## PROBLEM REQUIREMENTS:
Locate each line below that includes "page" and reproduce it.

(Data entries)
----

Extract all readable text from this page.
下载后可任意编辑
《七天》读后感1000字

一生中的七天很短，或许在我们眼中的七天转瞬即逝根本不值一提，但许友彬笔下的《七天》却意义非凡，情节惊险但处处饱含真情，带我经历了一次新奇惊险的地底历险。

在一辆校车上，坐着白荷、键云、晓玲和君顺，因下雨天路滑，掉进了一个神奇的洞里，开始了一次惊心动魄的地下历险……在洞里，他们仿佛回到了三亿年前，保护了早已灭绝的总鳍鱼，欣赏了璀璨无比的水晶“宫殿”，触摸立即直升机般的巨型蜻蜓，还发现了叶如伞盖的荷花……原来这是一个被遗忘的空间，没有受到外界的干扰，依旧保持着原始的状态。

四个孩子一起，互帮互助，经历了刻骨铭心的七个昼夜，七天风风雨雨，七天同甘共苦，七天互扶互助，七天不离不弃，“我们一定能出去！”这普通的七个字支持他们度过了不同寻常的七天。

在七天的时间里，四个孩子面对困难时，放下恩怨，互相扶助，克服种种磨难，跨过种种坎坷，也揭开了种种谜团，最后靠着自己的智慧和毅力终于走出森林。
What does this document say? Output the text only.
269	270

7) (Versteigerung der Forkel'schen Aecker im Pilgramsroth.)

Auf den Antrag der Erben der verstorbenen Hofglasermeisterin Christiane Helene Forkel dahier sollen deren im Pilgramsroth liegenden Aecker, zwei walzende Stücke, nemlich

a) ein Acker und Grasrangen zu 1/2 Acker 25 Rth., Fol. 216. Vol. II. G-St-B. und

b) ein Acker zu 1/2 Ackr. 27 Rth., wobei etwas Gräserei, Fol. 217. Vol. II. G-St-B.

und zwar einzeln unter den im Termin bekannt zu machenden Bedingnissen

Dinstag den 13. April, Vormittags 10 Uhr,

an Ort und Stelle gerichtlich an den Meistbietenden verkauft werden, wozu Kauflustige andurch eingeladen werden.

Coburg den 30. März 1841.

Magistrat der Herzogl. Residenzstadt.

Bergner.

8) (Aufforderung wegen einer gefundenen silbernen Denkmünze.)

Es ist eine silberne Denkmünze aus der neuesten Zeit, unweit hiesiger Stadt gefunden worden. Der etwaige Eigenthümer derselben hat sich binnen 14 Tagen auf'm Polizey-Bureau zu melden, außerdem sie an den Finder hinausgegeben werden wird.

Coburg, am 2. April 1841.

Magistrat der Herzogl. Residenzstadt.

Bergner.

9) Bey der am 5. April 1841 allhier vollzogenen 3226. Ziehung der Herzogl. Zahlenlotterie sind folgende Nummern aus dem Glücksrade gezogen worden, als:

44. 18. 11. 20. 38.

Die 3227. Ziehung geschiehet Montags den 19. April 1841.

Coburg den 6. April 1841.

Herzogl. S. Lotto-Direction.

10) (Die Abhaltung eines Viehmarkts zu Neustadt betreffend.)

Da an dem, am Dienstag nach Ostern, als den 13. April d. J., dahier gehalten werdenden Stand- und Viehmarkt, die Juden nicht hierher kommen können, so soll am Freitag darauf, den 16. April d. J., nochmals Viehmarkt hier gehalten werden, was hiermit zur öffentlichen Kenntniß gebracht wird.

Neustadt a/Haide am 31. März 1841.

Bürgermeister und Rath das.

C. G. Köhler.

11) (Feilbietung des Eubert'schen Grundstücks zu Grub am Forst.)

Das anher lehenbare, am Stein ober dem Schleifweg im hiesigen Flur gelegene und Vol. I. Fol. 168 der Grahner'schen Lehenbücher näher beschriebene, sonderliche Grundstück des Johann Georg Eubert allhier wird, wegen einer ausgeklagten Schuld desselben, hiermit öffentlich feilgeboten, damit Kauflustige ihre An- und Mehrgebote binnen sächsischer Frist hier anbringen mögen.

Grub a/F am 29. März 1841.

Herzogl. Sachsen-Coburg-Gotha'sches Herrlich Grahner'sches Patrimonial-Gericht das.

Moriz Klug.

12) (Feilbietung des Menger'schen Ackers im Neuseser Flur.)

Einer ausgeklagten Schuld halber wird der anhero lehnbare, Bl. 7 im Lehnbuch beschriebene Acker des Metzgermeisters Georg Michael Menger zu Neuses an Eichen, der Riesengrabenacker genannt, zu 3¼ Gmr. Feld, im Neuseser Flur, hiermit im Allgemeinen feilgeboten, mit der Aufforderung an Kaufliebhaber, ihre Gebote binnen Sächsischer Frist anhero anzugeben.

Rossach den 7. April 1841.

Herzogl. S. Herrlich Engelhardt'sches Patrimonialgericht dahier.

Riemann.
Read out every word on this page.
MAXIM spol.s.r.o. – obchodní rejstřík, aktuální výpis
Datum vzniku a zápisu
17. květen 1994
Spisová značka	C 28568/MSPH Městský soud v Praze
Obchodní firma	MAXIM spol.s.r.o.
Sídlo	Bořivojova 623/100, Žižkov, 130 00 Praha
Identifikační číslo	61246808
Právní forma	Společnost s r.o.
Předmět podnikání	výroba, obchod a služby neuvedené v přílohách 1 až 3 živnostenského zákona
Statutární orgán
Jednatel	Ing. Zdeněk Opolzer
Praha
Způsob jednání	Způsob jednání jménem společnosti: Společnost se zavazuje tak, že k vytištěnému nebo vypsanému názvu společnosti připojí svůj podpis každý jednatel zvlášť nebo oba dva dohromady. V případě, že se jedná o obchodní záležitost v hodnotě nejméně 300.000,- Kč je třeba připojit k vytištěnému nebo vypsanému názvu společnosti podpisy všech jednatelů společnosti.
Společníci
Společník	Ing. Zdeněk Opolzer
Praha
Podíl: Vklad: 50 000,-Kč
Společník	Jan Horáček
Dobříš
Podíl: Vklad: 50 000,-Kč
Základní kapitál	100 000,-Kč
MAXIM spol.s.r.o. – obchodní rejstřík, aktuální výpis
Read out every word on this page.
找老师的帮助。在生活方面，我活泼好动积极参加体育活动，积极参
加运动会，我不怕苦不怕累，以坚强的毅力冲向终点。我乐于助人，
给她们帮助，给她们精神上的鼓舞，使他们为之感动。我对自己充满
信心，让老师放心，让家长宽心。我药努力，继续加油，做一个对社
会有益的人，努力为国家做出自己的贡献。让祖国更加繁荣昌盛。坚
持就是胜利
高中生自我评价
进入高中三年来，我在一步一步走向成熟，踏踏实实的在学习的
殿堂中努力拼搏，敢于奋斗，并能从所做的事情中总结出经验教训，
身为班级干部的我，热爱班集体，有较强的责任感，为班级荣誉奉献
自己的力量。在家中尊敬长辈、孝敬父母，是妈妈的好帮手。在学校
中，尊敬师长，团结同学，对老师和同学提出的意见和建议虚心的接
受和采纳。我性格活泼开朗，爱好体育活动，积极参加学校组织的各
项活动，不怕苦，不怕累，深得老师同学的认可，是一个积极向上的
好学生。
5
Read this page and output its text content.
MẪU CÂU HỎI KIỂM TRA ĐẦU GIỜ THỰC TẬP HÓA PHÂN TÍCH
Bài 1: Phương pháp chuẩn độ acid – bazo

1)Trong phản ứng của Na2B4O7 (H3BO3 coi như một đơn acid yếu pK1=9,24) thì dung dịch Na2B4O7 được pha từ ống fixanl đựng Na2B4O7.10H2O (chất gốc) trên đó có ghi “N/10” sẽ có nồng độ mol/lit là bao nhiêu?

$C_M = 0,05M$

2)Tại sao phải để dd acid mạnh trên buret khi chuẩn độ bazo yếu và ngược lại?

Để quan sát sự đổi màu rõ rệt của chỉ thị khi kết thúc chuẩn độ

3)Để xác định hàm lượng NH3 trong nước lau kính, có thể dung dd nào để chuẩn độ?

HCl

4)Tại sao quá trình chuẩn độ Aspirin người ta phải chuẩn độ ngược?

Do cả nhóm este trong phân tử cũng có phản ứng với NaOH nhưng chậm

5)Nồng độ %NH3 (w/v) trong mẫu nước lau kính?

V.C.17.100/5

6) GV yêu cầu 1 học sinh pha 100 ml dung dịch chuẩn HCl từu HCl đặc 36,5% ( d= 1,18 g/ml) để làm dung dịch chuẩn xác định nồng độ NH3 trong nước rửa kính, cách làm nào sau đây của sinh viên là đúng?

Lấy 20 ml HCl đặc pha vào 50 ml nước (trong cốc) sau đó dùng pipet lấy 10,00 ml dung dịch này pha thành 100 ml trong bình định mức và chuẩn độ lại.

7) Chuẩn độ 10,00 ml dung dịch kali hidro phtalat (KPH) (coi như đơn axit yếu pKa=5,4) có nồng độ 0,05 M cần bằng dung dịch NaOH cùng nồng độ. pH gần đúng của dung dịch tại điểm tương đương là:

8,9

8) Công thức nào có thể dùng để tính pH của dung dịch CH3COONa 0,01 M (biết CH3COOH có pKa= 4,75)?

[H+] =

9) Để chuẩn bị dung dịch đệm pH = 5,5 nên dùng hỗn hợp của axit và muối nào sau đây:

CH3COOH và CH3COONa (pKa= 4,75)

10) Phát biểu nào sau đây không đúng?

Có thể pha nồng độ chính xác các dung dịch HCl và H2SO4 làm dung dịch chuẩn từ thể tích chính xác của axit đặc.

----

## WORKED ANSWER:
Extract all readable text from this page.
Read out every word on this page.
Read out every word on this page.
Read this page and output its text content.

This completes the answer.